EXERCISE INPUT:
** Start **

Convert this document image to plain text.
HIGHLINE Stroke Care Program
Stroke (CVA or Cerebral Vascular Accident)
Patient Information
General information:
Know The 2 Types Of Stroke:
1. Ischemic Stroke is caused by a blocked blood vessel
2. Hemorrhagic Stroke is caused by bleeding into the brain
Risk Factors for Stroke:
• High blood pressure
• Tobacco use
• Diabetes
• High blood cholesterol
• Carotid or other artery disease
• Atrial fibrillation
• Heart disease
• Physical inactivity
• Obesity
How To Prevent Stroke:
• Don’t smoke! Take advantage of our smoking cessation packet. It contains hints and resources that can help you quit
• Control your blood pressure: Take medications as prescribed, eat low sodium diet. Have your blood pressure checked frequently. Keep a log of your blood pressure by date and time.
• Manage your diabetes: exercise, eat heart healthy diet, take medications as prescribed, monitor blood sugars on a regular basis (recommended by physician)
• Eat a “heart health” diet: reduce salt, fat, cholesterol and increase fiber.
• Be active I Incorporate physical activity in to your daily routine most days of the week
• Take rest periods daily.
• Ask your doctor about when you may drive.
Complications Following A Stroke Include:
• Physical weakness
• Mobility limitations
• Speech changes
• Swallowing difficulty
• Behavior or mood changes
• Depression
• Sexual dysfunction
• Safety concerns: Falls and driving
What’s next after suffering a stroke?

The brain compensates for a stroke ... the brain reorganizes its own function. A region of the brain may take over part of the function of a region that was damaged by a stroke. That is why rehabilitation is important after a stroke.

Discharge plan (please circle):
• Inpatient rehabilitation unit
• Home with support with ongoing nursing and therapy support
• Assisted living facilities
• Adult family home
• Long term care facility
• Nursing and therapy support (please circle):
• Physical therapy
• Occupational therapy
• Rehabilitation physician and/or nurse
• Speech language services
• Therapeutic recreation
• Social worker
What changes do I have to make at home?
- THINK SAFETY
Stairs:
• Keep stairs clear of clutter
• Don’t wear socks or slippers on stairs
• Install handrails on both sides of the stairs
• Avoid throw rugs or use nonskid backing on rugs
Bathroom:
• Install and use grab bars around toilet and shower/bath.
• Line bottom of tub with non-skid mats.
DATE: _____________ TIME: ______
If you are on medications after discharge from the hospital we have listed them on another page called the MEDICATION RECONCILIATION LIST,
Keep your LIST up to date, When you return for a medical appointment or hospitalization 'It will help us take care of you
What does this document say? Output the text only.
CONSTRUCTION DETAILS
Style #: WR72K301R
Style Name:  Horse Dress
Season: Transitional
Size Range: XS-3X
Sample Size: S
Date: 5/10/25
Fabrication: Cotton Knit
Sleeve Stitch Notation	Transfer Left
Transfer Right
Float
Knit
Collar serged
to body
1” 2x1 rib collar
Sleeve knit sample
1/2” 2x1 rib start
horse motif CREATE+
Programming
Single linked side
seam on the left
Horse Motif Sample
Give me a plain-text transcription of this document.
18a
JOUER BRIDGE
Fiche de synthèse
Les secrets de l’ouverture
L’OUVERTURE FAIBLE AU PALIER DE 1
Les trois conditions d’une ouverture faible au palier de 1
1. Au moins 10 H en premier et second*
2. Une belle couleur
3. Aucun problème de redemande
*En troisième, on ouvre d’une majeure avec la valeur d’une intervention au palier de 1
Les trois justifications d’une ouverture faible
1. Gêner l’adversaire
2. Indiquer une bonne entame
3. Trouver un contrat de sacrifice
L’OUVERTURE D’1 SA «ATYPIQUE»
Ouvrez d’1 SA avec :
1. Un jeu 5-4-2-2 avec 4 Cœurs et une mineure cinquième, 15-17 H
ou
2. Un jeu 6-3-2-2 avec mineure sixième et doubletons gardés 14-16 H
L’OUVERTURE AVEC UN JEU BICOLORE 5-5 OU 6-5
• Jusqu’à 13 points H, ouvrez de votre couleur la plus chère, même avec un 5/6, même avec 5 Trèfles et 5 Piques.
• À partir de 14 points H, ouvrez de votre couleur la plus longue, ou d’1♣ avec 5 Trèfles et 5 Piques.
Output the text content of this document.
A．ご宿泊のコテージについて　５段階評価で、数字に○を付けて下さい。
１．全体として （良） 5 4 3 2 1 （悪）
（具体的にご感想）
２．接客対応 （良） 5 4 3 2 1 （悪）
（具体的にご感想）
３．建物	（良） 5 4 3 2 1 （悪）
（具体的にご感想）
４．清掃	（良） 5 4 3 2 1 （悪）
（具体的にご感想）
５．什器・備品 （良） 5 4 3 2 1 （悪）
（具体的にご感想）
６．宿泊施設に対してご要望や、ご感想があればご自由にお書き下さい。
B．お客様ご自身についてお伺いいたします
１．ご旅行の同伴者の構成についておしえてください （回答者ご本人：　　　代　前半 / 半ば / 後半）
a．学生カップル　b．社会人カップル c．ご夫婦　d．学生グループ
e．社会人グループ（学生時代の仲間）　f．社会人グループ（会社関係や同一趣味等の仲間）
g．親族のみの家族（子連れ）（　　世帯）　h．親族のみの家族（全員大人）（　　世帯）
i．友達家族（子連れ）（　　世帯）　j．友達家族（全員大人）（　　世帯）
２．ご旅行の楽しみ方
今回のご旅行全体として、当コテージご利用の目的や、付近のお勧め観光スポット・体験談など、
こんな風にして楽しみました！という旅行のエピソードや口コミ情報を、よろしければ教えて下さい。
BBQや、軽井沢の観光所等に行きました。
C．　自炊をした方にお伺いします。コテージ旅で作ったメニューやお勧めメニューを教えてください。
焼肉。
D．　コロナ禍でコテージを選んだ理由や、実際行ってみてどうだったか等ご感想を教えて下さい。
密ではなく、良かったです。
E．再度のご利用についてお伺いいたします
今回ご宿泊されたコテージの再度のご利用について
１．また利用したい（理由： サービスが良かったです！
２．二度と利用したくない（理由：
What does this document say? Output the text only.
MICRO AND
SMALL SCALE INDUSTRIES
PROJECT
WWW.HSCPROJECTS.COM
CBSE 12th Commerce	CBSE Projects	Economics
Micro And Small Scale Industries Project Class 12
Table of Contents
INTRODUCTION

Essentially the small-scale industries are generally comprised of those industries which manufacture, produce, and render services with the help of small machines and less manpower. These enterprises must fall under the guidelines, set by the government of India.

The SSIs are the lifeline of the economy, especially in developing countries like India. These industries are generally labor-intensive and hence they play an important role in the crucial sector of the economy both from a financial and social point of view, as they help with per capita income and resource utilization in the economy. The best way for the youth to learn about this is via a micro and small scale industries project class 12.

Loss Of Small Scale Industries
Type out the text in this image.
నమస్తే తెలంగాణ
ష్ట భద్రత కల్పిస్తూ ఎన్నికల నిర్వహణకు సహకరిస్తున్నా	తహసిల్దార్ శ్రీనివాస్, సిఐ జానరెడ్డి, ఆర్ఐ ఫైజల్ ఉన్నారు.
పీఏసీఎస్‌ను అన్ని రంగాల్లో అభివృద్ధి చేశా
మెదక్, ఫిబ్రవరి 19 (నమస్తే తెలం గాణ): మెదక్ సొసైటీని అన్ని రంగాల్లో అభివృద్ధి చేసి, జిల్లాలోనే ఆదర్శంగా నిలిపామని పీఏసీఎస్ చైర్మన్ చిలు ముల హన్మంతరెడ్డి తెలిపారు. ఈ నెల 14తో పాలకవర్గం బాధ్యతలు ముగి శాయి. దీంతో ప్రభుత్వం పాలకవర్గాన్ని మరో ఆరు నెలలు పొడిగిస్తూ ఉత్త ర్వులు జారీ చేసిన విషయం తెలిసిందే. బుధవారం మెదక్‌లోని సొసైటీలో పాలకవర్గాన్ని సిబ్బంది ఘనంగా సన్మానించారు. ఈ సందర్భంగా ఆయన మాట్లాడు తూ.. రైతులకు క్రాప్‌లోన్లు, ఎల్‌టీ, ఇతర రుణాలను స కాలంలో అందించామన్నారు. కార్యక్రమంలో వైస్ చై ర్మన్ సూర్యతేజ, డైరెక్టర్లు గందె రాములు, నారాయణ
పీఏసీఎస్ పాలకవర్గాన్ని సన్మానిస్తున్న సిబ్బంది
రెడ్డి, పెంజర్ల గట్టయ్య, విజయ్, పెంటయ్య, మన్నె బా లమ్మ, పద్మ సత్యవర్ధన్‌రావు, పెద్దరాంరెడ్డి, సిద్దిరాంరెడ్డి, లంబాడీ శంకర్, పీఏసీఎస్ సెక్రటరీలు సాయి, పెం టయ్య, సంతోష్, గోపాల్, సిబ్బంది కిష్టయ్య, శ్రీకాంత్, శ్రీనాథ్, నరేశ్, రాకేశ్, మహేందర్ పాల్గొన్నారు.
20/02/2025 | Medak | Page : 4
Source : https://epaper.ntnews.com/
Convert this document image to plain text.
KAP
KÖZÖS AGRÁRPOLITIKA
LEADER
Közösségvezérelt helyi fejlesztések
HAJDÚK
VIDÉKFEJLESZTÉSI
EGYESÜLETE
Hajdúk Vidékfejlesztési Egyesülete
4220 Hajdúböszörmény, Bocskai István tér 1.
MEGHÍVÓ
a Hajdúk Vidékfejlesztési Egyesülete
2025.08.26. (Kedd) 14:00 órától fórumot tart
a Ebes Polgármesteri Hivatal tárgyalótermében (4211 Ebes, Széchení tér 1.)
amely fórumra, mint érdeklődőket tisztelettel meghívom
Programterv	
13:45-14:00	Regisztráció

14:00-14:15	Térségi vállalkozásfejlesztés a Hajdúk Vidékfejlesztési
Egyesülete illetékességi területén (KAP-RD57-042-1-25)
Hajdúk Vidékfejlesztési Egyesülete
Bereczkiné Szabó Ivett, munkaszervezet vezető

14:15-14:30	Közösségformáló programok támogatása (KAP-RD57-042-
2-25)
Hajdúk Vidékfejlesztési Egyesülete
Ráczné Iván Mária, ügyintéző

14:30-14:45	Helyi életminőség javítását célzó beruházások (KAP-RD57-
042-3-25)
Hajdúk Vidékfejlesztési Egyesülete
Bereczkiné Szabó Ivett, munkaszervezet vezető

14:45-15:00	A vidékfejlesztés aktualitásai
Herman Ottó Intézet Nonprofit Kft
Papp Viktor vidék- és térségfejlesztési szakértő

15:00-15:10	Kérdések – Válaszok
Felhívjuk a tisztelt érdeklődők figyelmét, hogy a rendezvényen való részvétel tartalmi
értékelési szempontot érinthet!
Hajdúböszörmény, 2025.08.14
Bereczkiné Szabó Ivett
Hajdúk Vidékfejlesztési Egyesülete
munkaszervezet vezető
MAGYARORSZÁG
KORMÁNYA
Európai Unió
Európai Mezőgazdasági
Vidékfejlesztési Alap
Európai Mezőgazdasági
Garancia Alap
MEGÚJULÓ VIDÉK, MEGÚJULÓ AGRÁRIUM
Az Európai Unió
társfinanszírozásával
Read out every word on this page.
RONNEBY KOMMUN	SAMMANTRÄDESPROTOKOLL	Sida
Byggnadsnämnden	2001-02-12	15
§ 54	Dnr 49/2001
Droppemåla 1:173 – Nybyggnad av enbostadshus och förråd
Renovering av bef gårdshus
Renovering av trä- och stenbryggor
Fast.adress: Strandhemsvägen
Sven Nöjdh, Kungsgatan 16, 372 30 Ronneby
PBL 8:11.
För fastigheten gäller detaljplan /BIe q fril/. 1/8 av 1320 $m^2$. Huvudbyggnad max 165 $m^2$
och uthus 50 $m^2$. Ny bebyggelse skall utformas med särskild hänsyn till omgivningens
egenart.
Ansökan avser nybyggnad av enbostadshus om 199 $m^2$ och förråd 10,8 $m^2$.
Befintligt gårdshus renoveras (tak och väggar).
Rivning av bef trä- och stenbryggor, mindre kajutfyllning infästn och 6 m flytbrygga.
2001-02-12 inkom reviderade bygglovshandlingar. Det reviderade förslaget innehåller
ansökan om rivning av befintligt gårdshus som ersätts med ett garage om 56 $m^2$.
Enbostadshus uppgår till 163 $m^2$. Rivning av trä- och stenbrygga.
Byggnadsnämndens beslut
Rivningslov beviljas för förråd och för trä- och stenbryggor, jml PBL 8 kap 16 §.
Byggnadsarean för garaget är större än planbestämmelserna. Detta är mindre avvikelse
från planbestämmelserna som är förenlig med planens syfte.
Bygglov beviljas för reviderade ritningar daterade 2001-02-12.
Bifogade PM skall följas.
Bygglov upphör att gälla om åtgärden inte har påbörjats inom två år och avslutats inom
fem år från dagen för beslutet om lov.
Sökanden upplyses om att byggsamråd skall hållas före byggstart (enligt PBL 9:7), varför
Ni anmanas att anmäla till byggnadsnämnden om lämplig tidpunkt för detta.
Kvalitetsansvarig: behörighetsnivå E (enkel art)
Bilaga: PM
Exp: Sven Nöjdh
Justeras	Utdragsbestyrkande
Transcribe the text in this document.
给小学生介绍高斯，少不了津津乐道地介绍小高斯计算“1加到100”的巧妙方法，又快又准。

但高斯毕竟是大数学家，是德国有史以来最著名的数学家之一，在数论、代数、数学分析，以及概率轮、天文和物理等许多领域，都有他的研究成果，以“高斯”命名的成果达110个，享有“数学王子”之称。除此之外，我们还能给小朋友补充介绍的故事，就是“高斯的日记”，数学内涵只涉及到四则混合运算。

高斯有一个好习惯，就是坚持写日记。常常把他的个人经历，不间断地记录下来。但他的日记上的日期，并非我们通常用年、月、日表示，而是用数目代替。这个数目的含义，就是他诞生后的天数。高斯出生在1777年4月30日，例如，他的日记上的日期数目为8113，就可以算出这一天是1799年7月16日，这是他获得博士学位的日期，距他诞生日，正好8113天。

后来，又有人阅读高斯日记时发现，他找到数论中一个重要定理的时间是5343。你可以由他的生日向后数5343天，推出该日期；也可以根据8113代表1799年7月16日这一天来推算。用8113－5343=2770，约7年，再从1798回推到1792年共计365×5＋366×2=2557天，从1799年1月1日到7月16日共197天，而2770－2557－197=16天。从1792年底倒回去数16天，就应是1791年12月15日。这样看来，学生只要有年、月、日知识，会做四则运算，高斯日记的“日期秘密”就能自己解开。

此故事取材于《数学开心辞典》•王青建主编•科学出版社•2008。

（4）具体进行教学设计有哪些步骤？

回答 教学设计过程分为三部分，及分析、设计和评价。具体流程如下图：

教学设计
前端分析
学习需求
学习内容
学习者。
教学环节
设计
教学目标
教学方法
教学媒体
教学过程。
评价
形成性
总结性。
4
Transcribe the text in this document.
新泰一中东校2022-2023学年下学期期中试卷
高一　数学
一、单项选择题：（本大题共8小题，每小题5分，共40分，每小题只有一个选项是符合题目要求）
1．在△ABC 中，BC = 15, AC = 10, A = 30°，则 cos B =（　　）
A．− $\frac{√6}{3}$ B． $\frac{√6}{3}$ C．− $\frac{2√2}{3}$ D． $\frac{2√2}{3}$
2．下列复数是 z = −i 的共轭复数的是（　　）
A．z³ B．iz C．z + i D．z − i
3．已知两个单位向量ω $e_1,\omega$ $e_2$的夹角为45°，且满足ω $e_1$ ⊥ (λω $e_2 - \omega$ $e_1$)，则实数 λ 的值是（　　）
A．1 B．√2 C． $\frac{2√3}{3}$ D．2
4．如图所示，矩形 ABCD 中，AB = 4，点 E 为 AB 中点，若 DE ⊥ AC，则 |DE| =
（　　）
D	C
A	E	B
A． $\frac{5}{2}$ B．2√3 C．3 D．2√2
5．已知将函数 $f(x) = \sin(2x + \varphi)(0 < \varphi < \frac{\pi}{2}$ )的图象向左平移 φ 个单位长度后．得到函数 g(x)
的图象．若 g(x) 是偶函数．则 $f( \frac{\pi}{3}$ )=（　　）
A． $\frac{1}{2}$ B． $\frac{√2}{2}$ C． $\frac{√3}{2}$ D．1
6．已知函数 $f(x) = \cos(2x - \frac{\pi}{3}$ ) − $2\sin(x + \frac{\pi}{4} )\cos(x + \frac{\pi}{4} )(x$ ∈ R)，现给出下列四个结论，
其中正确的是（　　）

** End **

WORK INSTRUCTIONS:
Reproduce each line of the material containing the word "Trèfles".

EXERCISE SOLUTION:
• Jusqu’à 13 points H, ouvrez de votre couleur la plus chère, même avec un 5/6, même avec 5 Trèfles et 5 Piques.
• À partir de 14 points H, ouvrez de votre couleur la plus longue, ou d’1♣ avec 5 Trèfles et 5 Piques.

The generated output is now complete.